* Start *

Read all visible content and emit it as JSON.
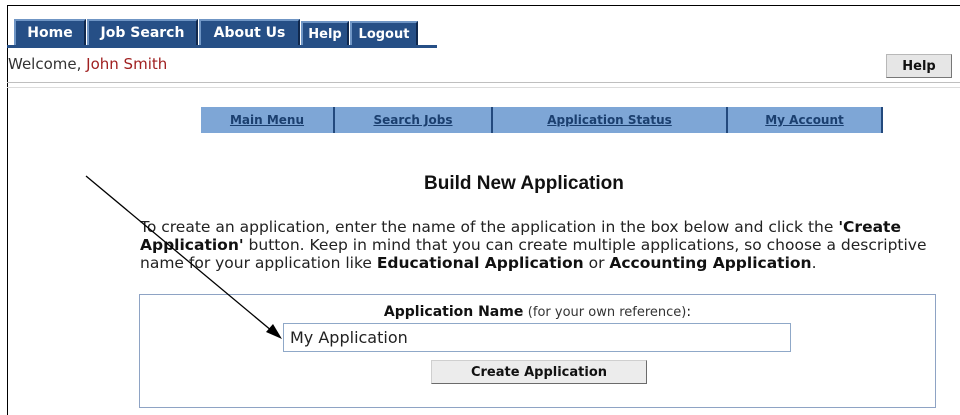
{
  "top_nav": {
    "tabs": [
      {
        "label": "Home"
      },
      {
        "label": "Job Search"
      },
      {
        "label": "About Us"
      },
      {
        "label": "Help"
      },
      {
        "label": "Logout"
      }
    ]
  },
  "header": {
    "welcome_prefix": "Welcome,",
    "user_name": "John Smith",
    "help_label": "Help"
  },
  "sub_nav": {
    "items": [
      {
        "label": "Main Menu"
      },
      {
        "label": "Search Jobs"
      },
      {
        "label": "Application Status"
      },
      {
        "label": "My Account"
      }
    ]
  },
  "main": {
    "title": "Build New Application",
    "instructions": {
      "part1": "To create an application, enter the name of the application in the box below and click the ",
      "quoted_button": "'Create Application'",
      "part2": " button. Keep in mind that you can create multiple applications, so choose a descriptive name for your application like ",
      "example1": "Educational Application",
      "part3": " or ",
      "example2": "Accounting Application",
      "part4": "."
    },
    "form": {
      "label_bold": "Application Name",
      "label_hint": "(for your own reference)",
      "label_colon": ":",
      "input_value": "My Application",
      "submit_label": "Create Application"
    }
  },
  "colors": {
    "nav_bg": "#264f86",
    "subnav_bg": "#7ea6d6",
    "user_name": "#a02020"
  },
  "annotations": {
    "arrow": "pointer-arrow"
  }
}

* End *

Omitting all images, print the listing exactly.

Right answer.
Read all visible content and emit it as JSON.
{
  "top_nav": {
    "tabs": [
      {
        "label": "Home"
      },
      {
        "label": "Job Search"
      },
      {
        "label": "About Us"
      },
      {
        "label": "Help"
      },
      {
        "label": "Logout"
      }
    ]
  },
  "header": {
    "welcome_prefix": "Welcome,",
    "user_name": "John Smith",
    "help_label": "Help"
  },
  "sub_nav": {
    "items": [
      {
        "label": "Main Menu"
      },
      {
        "label": "Search Jobs"
      },
      {
        "label": "Application Status"
      },
      {
        "label": "My Account"
      }
    ]
  },
  "main": {
    "title": "Build New Application",
    "instructions": {
      "part1": "To create an application, enter the name of the application in the box below and click the ",
      "quoted_button": "'Create Application'",
      "part2": " button. Keep in mind that you can create multiple applications, so choose a descriptive name for your application like ",
      "example1": "Educational Application",
      "part3": " or ",
      "example2": "Accounting Application",
      "part4": "."
    },
    "form": {
      "label_bold": "Application Name",
      "label_hint": "(for your own reference)",
      "label_colon": ":",
      "input_value": "My Application",
      "submit_label": "Create Application"
    }
  },
  "colors": {
    "nav_bg": "#264f86",
    "subnav_bg": "#7ea6d6",
    "user_name": "#a02020"
  },
  "annotations": {
    "arrow": "pointer-arrow"
  }
}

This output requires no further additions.